§ Problem statement: Quote each record exactly, please, leaving none out.

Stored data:
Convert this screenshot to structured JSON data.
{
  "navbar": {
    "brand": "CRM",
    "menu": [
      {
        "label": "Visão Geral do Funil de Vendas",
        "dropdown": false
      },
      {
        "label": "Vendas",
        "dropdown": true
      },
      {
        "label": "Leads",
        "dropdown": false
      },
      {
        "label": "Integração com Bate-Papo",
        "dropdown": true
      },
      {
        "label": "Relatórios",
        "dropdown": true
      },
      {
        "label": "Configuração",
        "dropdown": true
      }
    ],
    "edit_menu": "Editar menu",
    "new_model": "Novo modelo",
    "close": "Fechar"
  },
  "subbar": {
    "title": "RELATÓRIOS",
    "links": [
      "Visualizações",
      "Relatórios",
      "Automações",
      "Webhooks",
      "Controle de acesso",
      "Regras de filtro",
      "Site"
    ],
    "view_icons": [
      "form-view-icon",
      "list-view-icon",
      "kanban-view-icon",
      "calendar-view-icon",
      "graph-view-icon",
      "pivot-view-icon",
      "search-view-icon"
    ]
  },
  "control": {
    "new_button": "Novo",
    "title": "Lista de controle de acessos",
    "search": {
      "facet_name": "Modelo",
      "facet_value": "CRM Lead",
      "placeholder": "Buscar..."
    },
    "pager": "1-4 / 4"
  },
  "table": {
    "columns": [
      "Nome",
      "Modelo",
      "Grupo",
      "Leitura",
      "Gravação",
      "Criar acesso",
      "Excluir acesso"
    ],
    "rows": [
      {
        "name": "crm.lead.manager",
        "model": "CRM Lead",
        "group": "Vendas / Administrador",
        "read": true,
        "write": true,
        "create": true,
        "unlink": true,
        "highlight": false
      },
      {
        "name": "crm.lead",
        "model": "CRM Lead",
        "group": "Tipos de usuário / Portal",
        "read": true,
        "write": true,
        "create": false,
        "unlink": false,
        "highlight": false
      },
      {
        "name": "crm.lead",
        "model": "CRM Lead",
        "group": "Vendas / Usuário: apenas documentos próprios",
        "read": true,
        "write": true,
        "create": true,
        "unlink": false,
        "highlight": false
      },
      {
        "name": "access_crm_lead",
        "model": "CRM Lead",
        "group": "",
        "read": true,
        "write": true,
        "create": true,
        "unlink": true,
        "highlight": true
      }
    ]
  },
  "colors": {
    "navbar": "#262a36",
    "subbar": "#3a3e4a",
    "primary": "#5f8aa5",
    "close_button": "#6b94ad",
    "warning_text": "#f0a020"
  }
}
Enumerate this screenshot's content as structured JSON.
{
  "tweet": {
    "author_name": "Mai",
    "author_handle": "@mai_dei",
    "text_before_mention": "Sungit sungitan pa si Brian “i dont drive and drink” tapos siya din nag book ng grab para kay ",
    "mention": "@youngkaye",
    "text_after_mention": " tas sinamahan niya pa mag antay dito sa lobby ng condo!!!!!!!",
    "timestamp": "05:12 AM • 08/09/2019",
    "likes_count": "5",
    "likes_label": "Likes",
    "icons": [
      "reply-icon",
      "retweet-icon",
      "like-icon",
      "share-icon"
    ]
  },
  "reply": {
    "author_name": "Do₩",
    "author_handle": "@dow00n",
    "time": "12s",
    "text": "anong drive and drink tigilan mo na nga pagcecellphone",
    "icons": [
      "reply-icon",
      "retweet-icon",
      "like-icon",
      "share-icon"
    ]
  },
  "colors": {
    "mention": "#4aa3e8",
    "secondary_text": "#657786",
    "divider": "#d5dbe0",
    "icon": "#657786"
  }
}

§ Answer below:
Convert this screenshot to structured JSON data.
{
  "navbar": {
    "brand": "CRM",
    "menu": [
      {
        "label": "Visão Geral do Funil de Vendas",
        "dropdown": false
      },
      {
        "label": "Vendas",
        "dropdown": true
      },
      {
        "label": "Leads",
        "dropdown": false
      },
      {
        "label": "Integração com Bate-Papo",
        "dropdown": true
      },
      {
        "label": "Relatórios",
        "dropdown": true
      },
      {
        "label": "Configuração",
        "dropdown": true
      }
    ],
    "edit_menu": "Editar menu",
    "new_model": "Novo modelo",
    "close": "Fechar"
  },
  "subbar": {
    "title": "RELATÓRIOS",
    "links": [
      "Visualizações",
      "Relatórios",
      "Automações",
      "Webhooks",
      "Controle de acesso",
      "Regras de filtro",
      "Site"
    ],
    "view_icons": [
      "form-view-icon",
      "list-view-icon",
      "kanban-view-icon",
      "calendar-view-icon",
      "graph-view-icon",
      "pivot-view-icon",
      "search-view-icon"
    ]
  },
  "control": {
    "new_button": "Novo",
    "title": "Lista de controle de acessos",
    "search": {
      "facet_name": "Modelo",
      "facet_value": "CRM Lead",
      "placeholder": "Buscar..."
    },
    "pager": "1-4 / 4"
  },
  "table": {
    "columns": [
      "Nome",
      "Modelo",
      "Grupo",
      "Leitura",
      "Gravação",
      "Criar acesso",
      "Excluir acesso"
    ],
    "rows": [
      {
        "name": "crm.lead.manager",
        "model": "CRM Lead",
        "group": "Vendas / Administrador",
        "read": true,
        "write": true,
        "create": true,
        "unlink": true,
        "highlight": false
      },
      {
        "name": "crm.lead",
        "model": "CRM Lead",
        "group": "Tipos de usuário / Portal",
        "read": true,
        "write": true,
        "create": false,
        "unlink": false,
        "highlight": false
      },
      {
        "name": "crm.lead",
        "model": "CRM Lead",
        "group": "Vendas / Usuário: apenas documentos próprios",
        "read": true,
        "write": true,
        "create": true,
        "unlink": false,
        "highlight": false
      },
      {
        "name": "access_crm_lead",
        "model": "CRM Lead",
        "group": "",
        "read": true,
        "write": true,
        "create": true,
        "unlink": true,
        "highlight": true
      }
    ]
  },
  "colors": {
    "navbar": "#262a36",
    "subbar": "#3a3e4a",
    "primary": "#5f8aa5",
    "close_button": "#6b94ad",
    "warning_text": "#f0a020"
  }
}
Enumerate this screenshot's content as structured JSON.
{
  "tweet": {
    "author_name": "Mai",
    "author_handle": "@mai_dei",
    "text_before_mention": "Sungit sungitan pa si Brian “i dont drive and drink” tapos siya din nag book ng grab para kay ",
    "mention": "@youngkaye",
    "text_after_mention": " tas sinamahan niya pa mag antay dito sa lobby ng condo!!!!!!!",
    "timestamp": "05:12 AM • 08/09/2019",
    "likes_count": "5",
    "likes_label": "Likes",
    "icons": [
      "reply-icon",
      "retweet-icon",
      "like-icon",
      "share-icon"
    ]
  },
  "reply": {
    "author_name": "Do₩",
    "author_handle": "@dow00n",
    "time": "12s",
    "text": "anong drive and drink tigilan mo na nga pagcecellphone",
    "icons": [
      "reply-icon",
      "retweet-icon",
      "like-icon",
      "share-icon"
    ]
  },
  "colors": {
    "mention": "#4aa3e8",
    "secondary_text": "#657786",
    "divider": "#d5dbe0",
    "icon": "#657786"
  }
}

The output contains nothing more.